Des insultes aux ragots... en passant par les mots doux

Esprit Libre : La thématique que vous avez choisie comme cadre de recherche est assez inattendue... Qu'est-ce qui vous a poussée à étudier les insultes ?
Laurence Rosier : Dans le cadre d'un séminaire d'initiation aux méthodes socio-linguistiques avec mes étudiants, j'abordais la question de savoir comment travailler sur la langue telle qu'elle se parle. Nous avions choisi d'aborder les questions liées à l'identité : comment l'on se définit lorsque l'on habite à Bruxelles, par exemple. De fil en aiguille, les étudiants en sont venus à se dire : quand on dit " sale francophone " ou " flamoutche ", on se définit aussi un peu... On a donc décidé de travailler sur les insultes.

Esprit Libre : Comment définir l'insulte ?
Laurence Rosier : L'insulte, c'est tout mot qui peut être perçu comme blessant par l'autre. Certains mots deviennent insultant par la situation, mais ne le sont pas sans ce contexte. Sur un site d'extrême droite par exemple, on trouvera le terme " espèces de Fantomettes " pour parler des femmes voilées. Or, le personnage de Fantomette n'est pas du tout insultant en soi. Mais le " espèces de... " et le contexte extrémiste lui donne son caractère insultant.

Esprit Libre : Tout mot ou locution peut devenir insultant en fonction de celui qui énonce, de celui à qui c'est adressé, du public éventuel et du contexte...

Liste des lignes —
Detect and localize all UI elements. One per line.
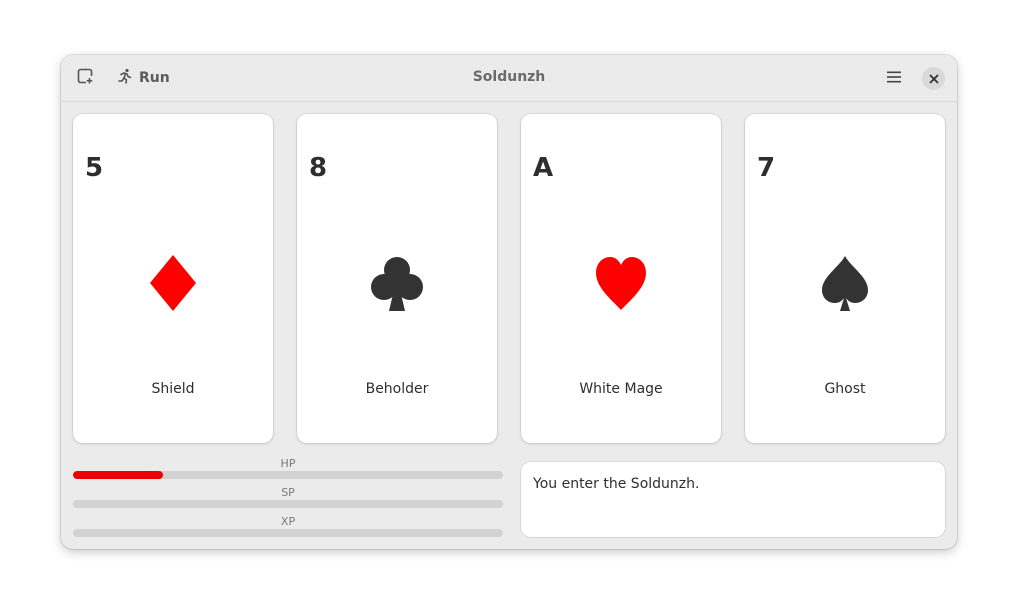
xp-bar — [73, 529, 503, 537]
card-name: Beholder — [365, 381, 429, 397]
card-2[interactable]: 8 Beholder — [297, 114, 497, 443]
diamond-suit-icon — [147, 253, 199, 313]
header-bar: Run Soldunzh — [61, 55, 957, 102]
card-3[interactable]: A White Mage — [521, 114, 721, 443]
player-stats: HP SP XP — [73, 456, 503, 542]
window-title: Soldunzh — [472, 69, 546, 85]
main-menu-button[interactable] — [881, 66, 907, 90]
card-name: Ghost — [824, 381, 866, 397]
sp-bar — [73, 500, 503, 508]
card-4[interactable]: 7 Ghost — [745, 114, 945, 443]
hp-label: HP — [280, 457, 296, 470]
card-rank: A — [533, 153, 554, 183]
card-1[interactable]: 5 Shield — [73, 114, 273, 443]
hamburger-menu-icon — [886, 69, 902, 88]
heart-suit-icon — [595, 253, 647, 313]
spade-suit-icon — [819, 253, 871, 313]
card-name: White Mage — [579, 381, 663, 397]
card-name: Shield — [151, 381, 195, 397]
card-rank: 5 — [85, 153, 104, 183]
card-rank: 8 — [309, 153, 328, 183]
sp-label: SP — [281, 486, 295, 499]
hp-bar-fill — [73, 471, 164, 479]
club-suit-icon — [371, 253, 423, 313]
close-icon — [929, 69, 939, 88]
card-rank: 7 — [757, 153, 776, 183]
app-window: Run Soldunzh 5 Shield 8 Beholder A White… — [61, 55, 957, 549]
message-log: You enter the Soldunzh. — [521, 462, 945, 537]
xp-label: XP — [280, 515, 296, 528]
log-message: You enter the Soldunzh. — [533, 476, 700, 492]
close-button[interactable] — [922, 67, 945, 90]
hp-bar — [73, 471, 503, 479]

Série d'exercices —
1. Dans le texte sur les insultes, réécrivez plus brièvement, s'il vous plaît, le paragraphe qui commence par « Laurence Rosier : L'insulte, c'est tout mot », en conservant ses faits principaux.
2. Prolongez le texte sur les insultes à partir de l'endroit où il s'arrête.

Résultats obtenus —
1. Pour Laurence Rosier, une insulte est tout mot que l'autre peut ressentir comme blessant. Certains mots ne deviennent insultants que par la situation. Ainsi, un site d'extrême droite emploie « espèces de Fantomettes » pour désigner les femmes voilées. Le personnage de Fantomette n'a rien d'insultant en soi, mais la tournure « espèces de... » et le contexte extrémiste lui donnent ce caractère.

2.
Laurence Rosier : Toutes ces composantes entrent en compte. On peut se lancer des insultes entre jeunes sans pour autant qu'elles ne soient vécues comme telles : " Eh banane ", " Eh Ducon " peuvent passer pour des accroches amicales. Par contre, certaines insultes ne seront jamais acceptées de la sorte : le grand classique étant " Fils de pute ", qui reste l'insulte suprême avec " Pédé ", dans les cours de récréation.

Esprit Libre : Est-ce que l'usage de l'insulte commence tôt... Dès la maternelle ?
Laurence Rosier : À la maternelle, on ne parle pas encore d'insultes mais de gros mots. Le côté scatologique est très récurrent dans le langage des tout petits. Mais ils ne cherchent pas encore à blesser l'autre. Par contre, dès les primaires, les enfants ont compris le pouvoir des mots, notamment pour faire mal...

Esprit Libre : Vous distinguez les ethnotypes, les sociotypes et ce que vous avez appelé les ontotypes...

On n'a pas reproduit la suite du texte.